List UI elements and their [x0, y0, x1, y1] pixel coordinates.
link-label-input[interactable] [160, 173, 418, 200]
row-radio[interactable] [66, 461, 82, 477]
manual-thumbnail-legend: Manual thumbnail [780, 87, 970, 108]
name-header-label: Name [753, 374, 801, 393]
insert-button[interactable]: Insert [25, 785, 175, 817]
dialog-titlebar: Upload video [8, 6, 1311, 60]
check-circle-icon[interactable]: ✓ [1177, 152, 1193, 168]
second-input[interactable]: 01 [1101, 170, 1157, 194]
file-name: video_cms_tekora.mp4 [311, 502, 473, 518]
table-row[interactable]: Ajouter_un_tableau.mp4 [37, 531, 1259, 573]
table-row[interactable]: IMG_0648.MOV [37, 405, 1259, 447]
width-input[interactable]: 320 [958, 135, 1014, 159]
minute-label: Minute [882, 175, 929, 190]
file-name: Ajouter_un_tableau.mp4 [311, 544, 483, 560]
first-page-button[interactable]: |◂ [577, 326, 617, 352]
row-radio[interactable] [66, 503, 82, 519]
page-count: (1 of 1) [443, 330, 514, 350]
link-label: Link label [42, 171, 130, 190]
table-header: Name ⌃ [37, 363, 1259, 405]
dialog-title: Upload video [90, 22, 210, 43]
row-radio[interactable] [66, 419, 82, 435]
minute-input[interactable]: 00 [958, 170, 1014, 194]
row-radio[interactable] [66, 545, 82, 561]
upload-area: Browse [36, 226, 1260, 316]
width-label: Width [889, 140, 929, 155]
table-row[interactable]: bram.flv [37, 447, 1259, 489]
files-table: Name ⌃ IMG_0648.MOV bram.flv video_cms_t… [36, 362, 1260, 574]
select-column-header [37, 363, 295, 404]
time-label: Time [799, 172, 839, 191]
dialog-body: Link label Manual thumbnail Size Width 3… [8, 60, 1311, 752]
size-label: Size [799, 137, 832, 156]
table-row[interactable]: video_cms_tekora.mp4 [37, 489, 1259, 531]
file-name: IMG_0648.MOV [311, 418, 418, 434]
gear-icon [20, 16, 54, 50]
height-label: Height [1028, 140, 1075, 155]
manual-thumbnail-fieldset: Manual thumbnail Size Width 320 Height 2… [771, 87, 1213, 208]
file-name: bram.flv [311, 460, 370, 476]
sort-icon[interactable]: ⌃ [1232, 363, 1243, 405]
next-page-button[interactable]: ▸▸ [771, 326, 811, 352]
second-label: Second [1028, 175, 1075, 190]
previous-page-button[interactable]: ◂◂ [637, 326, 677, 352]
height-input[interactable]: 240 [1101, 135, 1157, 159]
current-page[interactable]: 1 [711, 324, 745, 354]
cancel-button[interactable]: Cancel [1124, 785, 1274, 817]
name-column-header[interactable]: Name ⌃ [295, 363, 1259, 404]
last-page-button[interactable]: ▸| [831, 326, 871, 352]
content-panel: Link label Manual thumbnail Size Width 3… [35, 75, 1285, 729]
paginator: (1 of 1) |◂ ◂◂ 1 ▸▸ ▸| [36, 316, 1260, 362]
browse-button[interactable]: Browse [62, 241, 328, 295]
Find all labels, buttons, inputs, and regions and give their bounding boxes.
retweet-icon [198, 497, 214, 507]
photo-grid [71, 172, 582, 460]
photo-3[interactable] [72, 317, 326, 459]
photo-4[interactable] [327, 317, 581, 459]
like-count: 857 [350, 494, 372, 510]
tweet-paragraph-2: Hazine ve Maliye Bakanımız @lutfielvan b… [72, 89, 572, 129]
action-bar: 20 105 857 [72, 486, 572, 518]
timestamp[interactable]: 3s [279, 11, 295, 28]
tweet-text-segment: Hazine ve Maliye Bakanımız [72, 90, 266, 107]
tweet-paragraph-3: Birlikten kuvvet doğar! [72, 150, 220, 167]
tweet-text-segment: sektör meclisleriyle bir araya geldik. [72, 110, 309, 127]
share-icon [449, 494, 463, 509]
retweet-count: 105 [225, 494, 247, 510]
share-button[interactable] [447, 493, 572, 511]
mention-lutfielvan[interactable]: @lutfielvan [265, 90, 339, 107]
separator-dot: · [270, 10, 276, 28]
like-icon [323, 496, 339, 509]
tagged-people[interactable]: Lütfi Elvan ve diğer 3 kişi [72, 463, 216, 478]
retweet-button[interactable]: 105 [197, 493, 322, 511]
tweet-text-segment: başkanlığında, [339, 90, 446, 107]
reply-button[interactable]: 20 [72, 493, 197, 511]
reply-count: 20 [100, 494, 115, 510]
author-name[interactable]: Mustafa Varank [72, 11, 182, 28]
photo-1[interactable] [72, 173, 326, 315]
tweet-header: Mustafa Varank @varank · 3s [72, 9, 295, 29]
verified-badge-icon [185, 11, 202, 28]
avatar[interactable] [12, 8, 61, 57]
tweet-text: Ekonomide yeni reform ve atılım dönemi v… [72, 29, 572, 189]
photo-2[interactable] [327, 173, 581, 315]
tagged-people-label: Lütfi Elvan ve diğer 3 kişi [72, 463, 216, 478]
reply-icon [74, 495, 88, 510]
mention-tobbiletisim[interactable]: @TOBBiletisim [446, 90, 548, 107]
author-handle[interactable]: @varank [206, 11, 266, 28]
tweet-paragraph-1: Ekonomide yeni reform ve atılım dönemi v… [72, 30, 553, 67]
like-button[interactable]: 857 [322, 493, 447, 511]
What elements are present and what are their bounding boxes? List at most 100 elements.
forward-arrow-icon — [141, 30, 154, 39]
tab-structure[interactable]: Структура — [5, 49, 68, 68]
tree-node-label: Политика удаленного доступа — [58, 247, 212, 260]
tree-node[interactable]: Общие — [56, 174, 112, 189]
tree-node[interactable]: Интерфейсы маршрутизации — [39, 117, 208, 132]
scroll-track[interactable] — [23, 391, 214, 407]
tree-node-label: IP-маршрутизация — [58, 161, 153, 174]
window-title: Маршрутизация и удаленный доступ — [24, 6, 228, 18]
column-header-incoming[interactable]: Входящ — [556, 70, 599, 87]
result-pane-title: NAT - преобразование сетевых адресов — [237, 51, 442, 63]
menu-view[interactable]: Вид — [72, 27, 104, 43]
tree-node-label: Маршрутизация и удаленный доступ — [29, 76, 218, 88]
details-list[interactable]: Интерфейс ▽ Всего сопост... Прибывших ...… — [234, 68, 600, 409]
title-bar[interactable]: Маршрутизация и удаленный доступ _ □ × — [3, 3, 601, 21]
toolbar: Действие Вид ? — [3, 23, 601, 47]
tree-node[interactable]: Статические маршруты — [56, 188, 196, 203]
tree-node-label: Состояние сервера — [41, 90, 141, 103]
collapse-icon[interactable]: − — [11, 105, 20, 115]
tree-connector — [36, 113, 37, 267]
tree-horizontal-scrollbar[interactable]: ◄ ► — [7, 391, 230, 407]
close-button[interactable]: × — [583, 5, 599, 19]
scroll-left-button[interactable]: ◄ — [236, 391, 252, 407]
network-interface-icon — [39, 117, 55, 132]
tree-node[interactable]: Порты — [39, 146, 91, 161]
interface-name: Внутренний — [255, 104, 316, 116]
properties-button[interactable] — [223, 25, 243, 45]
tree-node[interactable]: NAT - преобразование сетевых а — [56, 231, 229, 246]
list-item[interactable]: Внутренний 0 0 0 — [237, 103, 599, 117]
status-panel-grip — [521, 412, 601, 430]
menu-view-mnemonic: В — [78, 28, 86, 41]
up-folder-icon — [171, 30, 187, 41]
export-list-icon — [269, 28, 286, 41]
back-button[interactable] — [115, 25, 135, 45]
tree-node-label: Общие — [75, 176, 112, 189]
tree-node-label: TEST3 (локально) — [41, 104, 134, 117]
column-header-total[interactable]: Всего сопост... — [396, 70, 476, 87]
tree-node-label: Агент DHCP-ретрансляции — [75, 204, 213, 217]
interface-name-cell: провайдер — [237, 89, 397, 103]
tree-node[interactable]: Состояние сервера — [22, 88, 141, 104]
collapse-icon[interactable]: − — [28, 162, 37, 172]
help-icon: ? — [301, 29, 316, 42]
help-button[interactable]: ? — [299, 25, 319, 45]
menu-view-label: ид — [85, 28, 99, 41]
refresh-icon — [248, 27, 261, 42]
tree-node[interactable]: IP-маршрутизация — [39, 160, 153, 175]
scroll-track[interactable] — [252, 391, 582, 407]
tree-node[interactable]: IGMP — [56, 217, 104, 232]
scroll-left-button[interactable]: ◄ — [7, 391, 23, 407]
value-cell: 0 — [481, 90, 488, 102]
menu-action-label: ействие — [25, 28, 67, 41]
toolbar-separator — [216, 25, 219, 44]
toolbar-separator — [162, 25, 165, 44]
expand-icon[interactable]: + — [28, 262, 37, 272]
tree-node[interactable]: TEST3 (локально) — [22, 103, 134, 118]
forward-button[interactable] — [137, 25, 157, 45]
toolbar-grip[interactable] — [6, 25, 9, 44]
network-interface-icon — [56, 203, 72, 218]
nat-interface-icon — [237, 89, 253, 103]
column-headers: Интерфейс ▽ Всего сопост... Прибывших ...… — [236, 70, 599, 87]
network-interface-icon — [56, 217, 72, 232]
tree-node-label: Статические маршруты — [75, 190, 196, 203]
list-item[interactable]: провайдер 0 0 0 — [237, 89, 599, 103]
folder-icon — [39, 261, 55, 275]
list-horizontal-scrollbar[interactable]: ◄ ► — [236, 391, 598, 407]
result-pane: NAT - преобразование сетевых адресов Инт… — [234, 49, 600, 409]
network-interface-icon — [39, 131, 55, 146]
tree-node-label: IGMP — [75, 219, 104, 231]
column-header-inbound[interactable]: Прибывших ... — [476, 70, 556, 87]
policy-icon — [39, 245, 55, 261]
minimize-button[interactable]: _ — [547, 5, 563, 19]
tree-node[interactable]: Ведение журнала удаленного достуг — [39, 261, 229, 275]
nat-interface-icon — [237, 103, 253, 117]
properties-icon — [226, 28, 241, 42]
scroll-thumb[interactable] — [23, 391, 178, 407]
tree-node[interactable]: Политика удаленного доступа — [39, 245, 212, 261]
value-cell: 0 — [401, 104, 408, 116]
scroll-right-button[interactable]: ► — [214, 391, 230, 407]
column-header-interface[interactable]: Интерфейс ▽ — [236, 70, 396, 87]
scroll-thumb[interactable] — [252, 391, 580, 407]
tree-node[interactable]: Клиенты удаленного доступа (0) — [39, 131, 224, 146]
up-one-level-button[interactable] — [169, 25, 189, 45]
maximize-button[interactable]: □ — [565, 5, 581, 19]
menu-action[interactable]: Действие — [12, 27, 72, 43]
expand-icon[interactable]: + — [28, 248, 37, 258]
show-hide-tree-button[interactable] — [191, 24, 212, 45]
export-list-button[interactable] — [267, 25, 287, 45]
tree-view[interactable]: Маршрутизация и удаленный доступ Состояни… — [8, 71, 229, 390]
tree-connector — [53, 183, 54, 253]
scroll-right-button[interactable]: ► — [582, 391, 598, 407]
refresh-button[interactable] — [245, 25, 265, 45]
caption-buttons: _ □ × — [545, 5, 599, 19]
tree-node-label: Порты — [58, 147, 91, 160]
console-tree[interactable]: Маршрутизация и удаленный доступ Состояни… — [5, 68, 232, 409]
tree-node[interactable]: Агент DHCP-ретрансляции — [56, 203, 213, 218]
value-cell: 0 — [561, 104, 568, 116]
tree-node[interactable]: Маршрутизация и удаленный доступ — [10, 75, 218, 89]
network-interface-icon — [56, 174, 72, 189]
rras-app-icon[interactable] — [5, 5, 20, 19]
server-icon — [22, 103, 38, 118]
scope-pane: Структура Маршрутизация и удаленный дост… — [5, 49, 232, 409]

● TO DO:
Retype the listing word for word, beginning with its first line and stopping after the line that contains "files-table: Name ⌃".

● RESPONSE:
List UI elements and their [x0, y0, x1, y1] pixel coordinates.
link-label-input[interactable] [160, 173, 418, 200]
row-radio[interactable] [66, 461, 82, 477]
manual-thumbnail-legend: Manual thumbnail [780, 87, 970, 108]
name-header-label: Name [753, 374, 801, 393]
insert-button[interactable]: Insert [25, 785, 175, 817]
dialog-titlebar: Upload video [8, 6, 1311, 60]
check-circle-icon[interactable]: ✓ [1177, 152, 1193, 168]
second-input[interactable]: 01 [1101, 170, 1157, 194]
file-name: video_cms_tekora.mp4 [311, 502, 473, 518]
table-row[interactable]: Ajouter_un_tableau.mp4 [37, 531, 1259, 573]
table-row[interactable]: IMG_0648.MOV [37, 405, 1259, 447]
width-input[interactable]: 320 [958, 135, 1014, 159]
minute-label: Minute [882, 175, 929, 190]
file-name: Ajouter_un_tableau.mp4 [311, 544, 483, 560]
first-page-button[interactable]: |◂ [577, 326, 617, 352]
row-radio[interactable] [66, 503, 82, 519]
page-count: (1 of 1) [443, 330, 514, 350]
link-label: Link label [42, 171, 130, 190]
table-header: Name ⌃ [37, 363, 1259, 405]
dialog-title: Upload video [90, 22, 210, 43]
row-radio[interactable] [66, 419, 82, 435]
minute-input[interactable]: 00 [958, 170, 1014, 194]
row-radio[interactable] [66, 545, 82, 561]
upload-area: Browse [36, 226, 1260, 316]
width-label: Width [889, 140, 929, 155]
table-row[interactable]: bram.flv [37, 447, 1259, 489]
files-table: Name ⌃ IMG_0648.MOV bram.flv video_cms_t… [36, 362, 1260, 574]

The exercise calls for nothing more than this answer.